# [SHORT TASK]
Look through the data below and return each line where "series" appears.
------ INPUT RECORDS
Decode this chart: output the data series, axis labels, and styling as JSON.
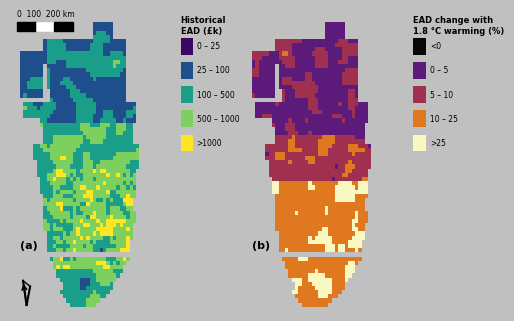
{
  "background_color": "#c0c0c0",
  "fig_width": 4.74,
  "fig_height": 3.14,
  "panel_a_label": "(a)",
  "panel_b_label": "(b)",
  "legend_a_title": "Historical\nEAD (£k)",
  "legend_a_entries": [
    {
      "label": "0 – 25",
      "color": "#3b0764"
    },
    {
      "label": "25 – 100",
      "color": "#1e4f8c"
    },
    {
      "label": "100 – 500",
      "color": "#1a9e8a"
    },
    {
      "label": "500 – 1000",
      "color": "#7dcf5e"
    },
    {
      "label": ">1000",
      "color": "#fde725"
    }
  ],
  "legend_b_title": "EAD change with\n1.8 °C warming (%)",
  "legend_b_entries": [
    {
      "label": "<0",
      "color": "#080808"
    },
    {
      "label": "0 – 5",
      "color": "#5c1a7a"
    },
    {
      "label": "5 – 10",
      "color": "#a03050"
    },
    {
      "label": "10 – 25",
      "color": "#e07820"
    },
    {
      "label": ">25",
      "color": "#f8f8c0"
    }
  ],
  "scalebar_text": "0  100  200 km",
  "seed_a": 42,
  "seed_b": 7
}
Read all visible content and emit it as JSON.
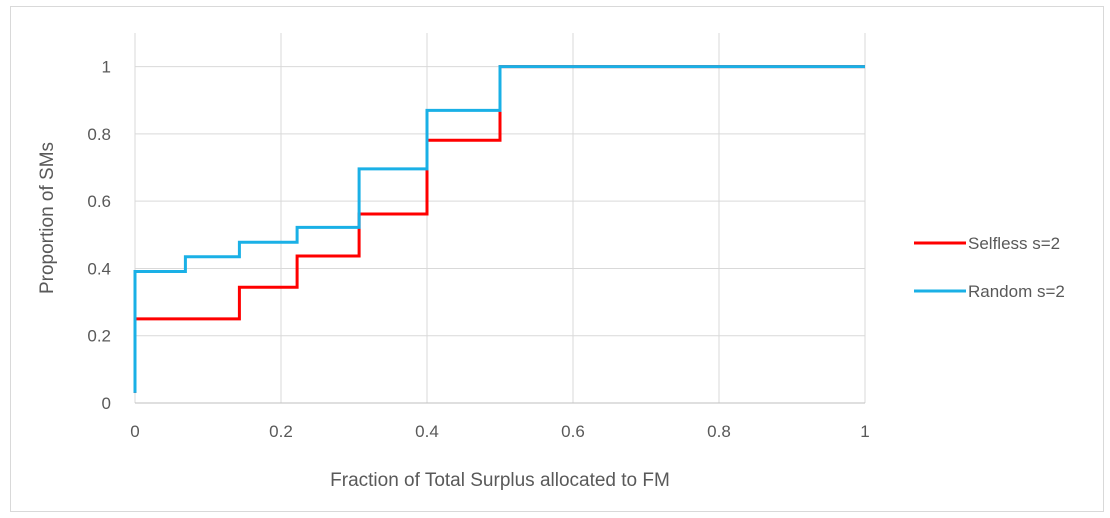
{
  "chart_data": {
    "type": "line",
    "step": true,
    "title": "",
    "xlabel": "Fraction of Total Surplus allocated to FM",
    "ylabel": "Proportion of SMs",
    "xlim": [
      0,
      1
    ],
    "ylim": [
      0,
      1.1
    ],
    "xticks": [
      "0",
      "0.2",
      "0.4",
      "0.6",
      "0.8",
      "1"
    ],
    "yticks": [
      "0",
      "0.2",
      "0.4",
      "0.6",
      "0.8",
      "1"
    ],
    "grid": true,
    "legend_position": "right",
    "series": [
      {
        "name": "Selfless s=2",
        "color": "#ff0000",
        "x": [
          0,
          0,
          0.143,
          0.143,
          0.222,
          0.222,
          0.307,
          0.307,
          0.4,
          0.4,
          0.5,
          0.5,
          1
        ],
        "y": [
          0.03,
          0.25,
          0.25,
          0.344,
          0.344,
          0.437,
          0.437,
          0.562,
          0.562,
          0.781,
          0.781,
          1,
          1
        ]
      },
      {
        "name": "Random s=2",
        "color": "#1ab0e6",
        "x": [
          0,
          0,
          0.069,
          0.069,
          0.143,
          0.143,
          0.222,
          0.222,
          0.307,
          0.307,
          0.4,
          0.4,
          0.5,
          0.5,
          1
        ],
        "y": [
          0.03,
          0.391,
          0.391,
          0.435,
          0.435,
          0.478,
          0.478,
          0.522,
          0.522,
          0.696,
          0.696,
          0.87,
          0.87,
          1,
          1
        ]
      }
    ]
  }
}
------------
# [SOLUTION]
Decode this chart: output the data series, axis labels, and styling as JSON.
    "series": [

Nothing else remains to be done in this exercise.